| Exercise directions |
Reply with the count of lines holding "Sales", nothing more.

| Stored records |
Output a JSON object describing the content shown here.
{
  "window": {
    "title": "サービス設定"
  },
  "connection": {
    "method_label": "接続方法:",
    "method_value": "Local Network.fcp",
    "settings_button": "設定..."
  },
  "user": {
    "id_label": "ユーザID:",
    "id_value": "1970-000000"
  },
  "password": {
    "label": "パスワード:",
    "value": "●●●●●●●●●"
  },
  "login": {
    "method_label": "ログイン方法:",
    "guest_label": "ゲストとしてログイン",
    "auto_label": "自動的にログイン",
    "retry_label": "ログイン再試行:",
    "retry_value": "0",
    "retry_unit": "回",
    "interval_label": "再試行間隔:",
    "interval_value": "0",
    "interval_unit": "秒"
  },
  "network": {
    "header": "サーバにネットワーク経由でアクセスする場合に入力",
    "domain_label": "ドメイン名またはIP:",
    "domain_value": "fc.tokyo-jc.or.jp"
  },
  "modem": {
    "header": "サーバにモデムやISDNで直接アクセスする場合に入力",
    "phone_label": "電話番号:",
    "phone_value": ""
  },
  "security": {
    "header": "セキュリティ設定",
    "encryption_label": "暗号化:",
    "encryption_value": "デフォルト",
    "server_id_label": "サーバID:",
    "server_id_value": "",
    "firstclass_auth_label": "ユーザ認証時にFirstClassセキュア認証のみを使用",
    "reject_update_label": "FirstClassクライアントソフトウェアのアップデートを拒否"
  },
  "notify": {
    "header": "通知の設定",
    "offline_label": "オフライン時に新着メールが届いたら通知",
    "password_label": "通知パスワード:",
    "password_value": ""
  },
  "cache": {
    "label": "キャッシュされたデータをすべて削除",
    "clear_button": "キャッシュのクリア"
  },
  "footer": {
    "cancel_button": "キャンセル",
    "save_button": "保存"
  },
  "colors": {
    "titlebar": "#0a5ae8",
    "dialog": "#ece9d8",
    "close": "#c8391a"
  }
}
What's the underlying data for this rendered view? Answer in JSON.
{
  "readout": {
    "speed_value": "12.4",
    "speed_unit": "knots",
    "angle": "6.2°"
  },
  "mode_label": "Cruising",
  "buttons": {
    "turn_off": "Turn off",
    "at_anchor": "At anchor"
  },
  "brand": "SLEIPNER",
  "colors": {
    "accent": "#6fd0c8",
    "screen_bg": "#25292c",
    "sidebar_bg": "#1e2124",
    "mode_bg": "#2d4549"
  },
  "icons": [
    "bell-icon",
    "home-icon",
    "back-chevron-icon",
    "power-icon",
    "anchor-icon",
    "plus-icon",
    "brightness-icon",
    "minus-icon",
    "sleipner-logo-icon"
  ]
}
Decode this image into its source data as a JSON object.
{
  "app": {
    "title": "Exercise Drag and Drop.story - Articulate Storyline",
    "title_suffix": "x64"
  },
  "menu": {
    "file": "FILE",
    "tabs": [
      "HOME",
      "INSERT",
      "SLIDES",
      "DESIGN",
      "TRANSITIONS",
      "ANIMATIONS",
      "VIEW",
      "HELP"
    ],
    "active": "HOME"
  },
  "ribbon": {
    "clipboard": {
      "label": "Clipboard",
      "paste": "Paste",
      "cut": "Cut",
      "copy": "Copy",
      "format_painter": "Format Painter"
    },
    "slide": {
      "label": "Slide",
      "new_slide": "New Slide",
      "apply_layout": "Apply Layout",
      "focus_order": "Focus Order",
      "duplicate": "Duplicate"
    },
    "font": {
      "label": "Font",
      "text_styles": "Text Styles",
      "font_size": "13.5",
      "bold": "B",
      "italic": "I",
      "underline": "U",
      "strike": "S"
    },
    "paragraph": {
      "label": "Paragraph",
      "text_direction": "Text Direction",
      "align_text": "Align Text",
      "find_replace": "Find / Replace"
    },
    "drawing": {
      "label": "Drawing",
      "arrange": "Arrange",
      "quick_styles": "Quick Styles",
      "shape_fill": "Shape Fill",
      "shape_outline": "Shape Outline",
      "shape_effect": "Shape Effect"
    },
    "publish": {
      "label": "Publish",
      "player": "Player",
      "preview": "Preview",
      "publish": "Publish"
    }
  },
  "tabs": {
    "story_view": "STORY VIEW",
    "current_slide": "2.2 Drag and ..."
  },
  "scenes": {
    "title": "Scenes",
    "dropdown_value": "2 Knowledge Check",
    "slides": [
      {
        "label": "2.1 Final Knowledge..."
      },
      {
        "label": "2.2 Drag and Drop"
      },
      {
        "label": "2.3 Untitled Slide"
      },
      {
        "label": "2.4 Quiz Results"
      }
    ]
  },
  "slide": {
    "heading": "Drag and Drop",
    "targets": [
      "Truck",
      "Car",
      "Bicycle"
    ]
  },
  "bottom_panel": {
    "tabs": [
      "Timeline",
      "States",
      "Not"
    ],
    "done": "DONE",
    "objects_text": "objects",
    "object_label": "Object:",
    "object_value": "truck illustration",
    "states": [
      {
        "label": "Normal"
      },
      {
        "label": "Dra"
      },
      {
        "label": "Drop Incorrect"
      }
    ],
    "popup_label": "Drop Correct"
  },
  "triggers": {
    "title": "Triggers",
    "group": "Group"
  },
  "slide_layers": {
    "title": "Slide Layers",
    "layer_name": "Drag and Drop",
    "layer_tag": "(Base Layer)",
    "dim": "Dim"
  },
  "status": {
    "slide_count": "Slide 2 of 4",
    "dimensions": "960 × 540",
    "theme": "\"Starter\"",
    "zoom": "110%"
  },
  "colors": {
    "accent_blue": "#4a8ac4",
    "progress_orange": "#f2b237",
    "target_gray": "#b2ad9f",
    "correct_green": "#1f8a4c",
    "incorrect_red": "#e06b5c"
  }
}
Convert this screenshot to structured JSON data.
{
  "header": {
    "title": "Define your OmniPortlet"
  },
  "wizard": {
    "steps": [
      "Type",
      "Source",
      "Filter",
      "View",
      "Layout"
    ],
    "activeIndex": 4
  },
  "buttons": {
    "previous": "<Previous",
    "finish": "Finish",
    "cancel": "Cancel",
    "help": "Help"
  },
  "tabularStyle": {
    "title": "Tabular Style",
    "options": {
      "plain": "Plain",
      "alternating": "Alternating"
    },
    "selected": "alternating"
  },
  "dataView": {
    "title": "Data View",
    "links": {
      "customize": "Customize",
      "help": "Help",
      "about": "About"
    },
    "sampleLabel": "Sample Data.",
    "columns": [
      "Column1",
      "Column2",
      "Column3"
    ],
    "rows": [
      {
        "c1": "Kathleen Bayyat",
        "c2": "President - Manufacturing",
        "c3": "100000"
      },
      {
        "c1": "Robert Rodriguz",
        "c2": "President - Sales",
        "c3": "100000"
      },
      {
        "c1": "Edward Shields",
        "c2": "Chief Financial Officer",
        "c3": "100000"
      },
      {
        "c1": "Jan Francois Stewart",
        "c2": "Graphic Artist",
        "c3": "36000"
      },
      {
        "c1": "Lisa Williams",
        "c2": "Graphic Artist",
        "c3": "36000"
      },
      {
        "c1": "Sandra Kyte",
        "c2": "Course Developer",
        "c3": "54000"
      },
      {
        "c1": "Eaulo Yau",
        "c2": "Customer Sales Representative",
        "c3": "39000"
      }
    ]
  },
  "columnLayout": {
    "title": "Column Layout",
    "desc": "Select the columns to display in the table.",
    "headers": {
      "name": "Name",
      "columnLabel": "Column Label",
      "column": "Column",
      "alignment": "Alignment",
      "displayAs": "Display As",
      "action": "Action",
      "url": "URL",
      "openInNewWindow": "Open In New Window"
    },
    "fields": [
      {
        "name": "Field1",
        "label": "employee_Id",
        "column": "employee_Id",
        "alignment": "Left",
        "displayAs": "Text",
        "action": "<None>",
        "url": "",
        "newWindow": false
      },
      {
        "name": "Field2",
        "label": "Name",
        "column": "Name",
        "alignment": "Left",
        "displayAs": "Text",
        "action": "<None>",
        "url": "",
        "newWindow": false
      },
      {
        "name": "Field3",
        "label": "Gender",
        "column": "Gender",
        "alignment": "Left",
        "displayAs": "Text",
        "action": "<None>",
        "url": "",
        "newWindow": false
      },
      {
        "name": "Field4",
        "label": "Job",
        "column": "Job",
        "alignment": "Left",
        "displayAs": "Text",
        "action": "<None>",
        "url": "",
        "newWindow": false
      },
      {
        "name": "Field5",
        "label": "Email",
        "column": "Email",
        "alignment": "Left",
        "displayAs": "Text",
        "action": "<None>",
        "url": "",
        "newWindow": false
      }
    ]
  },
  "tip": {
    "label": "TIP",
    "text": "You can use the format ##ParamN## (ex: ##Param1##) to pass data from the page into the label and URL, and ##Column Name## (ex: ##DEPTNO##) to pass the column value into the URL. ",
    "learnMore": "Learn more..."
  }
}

| Task response |
2